■ Entries from a dataset:
::::

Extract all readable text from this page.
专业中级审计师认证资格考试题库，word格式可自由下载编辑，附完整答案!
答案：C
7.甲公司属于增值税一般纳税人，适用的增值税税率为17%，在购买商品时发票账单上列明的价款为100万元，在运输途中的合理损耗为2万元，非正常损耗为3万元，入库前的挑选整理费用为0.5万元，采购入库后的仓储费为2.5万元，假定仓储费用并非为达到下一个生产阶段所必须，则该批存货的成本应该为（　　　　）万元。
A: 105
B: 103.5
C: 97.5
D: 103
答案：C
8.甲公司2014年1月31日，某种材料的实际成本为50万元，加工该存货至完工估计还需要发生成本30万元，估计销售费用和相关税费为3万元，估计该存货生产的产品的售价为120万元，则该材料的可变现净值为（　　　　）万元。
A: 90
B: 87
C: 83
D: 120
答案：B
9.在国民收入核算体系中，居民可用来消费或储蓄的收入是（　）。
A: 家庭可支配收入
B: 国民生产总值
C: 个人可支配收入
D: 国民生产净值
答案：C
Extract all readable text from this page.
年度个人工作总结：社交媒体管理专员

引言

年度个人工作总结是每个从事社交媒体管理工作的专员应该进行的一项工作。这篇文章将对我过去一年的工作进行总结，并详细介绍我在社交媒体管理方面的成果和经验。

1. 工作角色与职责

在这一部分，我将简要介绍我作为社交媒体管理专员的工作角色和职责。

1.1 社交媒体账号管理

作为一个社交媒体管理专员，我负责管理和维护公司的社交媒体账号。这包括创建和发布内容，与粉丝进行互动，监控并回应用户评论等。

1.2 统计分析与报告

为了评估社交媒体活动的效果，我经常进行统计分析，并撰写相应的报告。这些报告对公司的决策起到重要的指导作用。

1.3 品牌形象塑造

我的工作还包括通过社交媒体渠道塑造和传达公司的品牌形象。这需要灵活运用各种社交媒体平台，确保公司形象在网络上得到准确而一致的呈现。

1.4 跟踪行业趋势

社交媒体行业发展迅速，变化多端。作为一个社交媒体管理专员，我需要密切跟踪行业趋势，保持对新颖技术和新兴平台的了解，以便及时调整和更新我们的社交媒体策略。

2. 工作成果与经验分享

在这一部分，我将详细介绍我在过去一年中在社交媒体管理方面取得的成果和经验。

::::

■ Your objective:
Transcribe all of the lines in the records precisely.

■ Exercise result:
Extract all readable text from this page.
专业中级审计师认证资格考试题库，word格式可自由下载编辑，附完整答案!
答案：C
7.甲公司属于增值税一般纳税人，适用的增值税税率为17%，在购买商品时发票账单上列明的价款为100万元，在运输途中的合理损耗为2万元，非正常损耗为3万元，入库前的挑选整理费用为0.5万元，采购入库后的仓储费为2.5万元，假定仓储费用并非为达到下一个生产阶段所必须，则该批存货的成本应该为（　　　　）万元。
A: 105
B: 103.5
C: 97.5
D: 103
答案：C
8.甲公司2014年1月31日，某种材料的实际成本为50万元，加工该存货至完工估计还需要发生成本30万元，估计销售费用和相关税费为3万元，估计该存货生产的产品的售价为120万元，则该材料的可变现净值为（　　　　）万元。
A: 90
B: 87
C: 83
D: 120
答案：B
9.在国民收入核算体系中，居民可用来消费或储蓄的收入是（　）。
A: 家庭可支配收入
B: 国民生产总值
C: 个人可支配收入
D: 国民生产净值
答案：C
Extract all readable text from this page.
年度个人工作总结：社交媒体管理专员

引言

年度个人工作总结是每个从事社交媒体管理工作的专员应该进行的一项工作。这篇文章将对我过去一年的工作进行总结，并详细介绍我在社交媒体管理方面的成果和经验。

1. 工作角色与职责

在这一部分，我将简要介绍我作为社交媒体管理专员的工作角色和职责。

1.1 社交媒体账号管理

作为一个社交媒体管理专员，我负责管理和维护公司的社交媒体账号。这包括创建和发布内容，与粉丝进行互动，监控并回应用户评论等。

1.2 统计分析与报告

为了评估社交媒体活动的效果，我经常进行统计分析，并撰写相应的报告。这些报告对公司的决策起到重要的指导作用。

1.3 品牌形象塑造

我的工作还包括通过社交媒体渠道塑造和传达公司的品牌形象。这需要灵活运用各种社交媒体平台，确保公司形象在网络上得到准确而一致的呈现。

1.4 跟踪行业趋势

社交媒体行业发展迅速，变化多端。作为一个社交媒体管理专员，我需要密切跟踪行业趋势，保持对新颖技术和新兴平台的了解，以便及时调整和更新我们的社交媒体策略。

2. 工作成果与经验分享

在这一部分，我将详细介绍我在过去一年中在社交媒体管理方面取得的成果和经验。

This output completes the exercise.